# [Description of the task]
Switch every "coastline-lake" to "lake-shore" in the listing lines that run from the start of the listing through the line containing "lon-label: 80W (1269, 740, 1303, 758)", inclusive. Return only those lines, with everything else unchanged.

# [Records]

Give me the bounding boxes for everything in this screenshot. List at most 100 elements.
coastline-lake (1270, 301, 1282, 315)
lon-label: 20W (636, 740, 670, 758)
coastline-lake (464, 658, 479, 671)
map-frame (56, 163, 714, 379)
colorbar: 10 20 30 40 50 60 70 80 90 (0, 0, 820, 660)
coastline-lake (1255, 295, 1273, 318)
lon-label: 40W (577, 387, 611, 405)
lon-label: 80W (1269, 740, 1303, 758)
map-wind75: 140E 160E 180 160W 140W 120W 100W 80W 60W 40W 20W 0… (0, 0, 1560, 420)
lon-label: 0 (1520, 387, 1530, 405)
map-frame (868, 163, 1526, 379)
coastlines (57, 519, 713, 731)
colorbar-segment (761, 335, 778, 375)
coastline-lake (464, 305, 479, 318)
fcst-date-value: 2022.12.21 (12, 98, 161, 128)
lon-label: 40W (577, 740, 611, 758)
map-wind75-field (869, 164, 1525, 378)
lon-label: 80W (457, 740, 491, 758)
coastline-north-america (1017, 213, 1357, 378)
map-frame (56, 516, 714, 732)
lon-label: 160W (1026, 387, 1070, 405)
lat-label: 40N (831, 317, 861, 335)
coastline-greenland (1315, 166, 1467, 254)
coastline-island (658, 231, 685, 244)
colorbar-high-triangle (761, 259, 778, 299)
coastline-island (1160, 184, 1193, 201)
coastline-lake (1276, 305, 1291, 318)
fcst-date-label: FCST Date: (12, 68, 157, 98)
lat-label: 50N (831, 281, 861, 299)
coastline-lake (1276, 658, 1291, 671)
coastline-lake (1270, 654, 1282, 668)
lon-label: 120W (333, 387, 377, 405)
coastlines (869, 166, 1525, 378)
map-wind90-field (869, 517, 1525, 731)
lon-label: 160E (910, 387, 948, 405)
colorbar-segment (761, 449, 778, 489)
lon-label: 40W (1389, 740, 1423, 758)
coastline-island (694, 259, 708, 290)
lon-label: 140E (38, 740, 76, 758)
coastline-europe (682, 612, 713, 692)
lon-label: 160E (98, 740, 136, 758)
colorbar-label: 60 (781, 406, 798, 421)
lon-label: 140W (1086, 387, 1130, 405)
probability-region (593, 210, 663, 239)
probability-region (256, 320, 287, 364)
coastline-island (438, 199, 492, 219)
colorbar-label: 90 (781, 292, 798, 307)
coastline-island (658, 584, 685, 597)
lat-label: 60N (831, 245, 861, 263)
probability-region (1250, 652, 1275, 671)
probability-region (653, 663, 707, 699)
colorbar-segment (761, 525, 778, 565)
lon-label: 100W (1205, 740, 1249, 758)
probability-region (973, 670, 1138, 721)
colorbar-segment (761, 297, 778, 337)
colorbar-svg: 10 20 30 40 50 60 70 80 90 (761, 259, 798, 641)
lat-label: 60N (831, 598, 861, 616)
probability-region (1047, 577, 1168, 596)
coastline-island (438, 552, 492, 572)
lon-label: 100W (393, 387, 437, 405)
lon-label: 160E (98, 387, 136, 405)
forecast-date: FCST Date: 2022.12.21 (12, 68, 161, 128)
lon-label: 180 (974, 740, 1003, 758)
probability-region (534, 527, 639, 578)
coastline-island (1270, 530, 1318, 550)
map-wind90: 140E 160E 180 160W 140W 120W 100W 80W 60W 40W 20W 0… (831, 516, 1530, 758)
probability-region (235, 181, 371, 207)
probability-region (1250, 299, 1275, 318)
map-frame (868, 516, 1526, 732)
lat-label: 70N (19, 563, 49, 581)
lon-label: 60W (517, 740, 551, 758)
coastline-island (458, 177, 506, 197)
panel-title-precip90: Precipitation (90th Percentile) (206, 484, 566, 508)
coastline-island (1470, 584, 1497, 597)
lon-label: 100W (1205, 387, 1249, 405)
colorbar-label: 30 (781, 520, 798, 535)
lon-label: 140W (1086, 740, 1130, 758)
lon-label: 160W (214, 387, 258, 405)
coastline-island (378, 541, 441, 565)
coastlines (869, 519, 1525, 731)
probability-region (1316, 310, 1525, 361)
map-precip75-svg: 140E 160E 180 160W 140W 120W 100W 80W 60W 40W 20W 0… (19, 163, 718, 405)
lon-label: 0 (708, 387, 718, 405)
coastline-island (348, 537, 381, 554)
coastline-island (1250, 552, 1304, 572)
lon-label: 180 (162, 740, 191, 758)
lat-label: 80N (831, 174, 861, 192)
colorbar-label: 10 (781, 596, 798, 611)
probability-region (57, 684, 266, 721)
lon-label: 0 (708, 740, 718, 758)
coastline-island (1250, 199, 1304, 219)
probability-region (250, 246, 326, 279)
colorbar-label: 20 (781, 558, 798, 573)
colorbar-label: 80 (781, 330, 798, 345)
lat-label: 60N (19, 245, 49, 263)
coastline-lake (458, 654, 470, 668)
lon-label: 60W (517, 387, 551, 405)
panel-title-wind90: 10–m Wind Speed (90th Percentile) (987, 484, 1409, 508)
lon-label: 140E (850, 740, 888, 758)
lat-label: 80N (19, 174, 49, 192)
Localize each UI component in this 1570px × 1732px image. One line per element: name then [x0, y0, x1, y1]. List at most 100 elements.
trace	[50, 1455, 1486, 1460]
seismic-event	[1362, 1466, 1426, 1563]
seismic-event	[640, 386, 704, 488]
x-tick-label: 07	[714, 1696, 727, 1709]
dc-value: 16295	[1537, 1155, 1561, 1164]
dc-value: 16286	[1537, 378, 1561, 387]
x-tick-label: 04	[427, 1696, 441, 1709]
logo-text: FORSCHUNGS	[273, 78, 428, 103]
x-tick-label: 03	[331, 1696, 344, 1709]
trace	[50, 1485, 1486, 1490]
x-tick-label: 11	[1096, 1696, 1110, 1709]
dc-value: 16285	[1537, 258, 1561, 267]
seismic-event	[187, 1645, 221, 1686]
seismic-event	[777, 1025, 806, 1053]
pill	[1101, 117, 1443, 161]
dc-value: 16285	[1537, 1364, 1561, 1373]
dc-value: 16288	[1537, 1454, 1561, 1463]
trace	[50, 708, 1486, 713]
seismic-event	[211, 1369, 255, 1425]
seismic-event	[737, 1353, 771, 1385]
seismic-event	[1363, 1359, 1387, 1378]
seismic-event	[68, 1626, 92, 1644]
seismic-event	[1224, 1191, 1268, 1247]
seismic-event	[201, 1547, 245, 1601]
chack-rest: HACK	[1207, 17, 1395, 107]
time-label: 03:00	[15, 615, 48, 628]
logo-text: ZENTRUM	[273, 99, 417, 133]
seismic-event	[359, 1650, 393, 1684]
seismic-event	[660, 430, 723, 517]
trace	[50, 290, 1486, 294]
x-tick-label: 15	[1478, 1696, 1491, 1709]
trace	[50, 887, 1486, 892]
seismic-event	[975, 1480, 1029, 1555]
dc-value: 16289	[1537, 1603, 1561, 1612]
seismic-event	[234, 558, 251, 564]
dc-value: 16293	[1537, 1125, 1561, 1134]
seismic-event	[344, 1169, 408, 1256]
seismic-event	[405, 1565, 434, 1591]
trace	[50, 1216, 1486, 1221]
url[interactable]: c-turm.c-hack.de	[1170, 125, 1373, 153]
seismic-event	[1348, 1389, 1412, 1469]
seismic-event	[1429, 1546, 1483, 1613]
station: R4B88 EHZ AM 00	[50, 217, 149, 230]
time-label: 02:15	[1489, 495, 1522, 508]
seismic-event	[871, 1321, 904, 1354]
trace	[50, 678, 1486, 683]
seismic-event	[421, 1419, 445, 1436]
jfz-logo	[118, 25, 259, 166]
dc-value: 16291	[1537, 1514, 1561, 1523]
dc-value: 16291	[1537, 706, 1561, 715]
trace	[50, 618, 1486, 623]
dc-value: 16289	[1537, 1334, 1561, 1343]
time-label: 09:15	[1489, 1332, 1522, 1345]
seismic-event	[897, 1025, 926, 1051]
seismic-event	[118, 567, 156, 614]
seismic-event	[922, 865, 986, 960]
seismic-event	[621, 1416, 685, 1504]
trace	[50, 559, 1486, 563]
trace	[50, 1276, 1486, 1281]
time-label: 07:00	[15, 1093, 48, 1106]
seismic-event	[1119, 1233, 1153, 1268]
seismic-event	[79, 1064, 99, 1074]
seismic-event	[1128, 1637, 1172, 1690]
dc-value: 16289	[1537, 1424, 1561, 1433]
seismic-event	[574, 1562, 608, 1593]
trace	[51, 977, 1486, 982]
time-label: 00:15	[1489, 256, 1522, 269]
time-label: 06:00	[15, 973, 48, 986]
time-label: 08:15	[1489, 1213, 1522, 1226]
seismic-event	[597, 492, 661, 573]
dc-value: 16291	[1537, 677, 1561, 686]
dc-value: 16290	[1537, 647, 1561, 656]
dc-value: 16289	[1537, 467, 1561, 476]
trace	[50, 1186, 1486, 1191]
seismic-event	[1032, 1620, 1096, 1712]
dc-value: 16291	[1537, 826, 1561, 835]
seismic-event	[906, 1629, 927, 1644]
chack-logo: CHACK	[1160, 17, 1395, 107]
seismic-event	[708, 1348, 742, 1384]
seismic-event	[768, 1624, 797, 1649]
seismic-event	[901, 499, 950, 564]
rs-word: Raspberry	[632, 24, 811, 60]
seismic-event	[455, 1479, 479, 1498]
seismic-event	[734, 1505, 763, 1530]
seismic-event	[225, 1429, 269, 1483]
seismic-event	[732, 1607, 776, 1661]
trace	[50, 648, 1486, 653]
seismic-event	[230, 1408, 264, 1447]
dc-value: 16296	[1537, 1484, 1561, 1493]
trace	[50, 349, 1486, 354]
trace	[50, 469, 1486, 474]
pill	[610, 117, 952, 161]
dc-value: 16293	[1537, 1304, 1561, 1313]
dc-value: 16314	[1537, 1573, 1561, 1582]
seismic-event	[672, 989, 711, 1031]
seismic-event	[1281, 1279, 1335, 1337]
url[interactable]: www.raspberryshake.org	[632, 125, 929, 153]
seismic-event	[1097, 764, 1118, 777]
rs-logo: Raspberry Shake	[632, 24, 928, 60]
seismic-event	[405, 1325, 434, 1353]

# [Output of the task]
Give me the bounding boxes for everything in this screenshot. List at most 100 elements.
lake-shore (1270, 301, 1282, 315)
lon-label: 20W (636, 740, 670, 758)
lake-shore (464, 658, 479, 671)
map-frame (56, 163, 714, 379)
colorbar: 10 20 30 40 50 60 70 80 90 (0, 0, 820, 660)
lake-shore (1255, 295, 1273, 318)
lon-label: 40W (577, 387, 611, 405)
lon-label: 80W (1269, 740, 1303, 758)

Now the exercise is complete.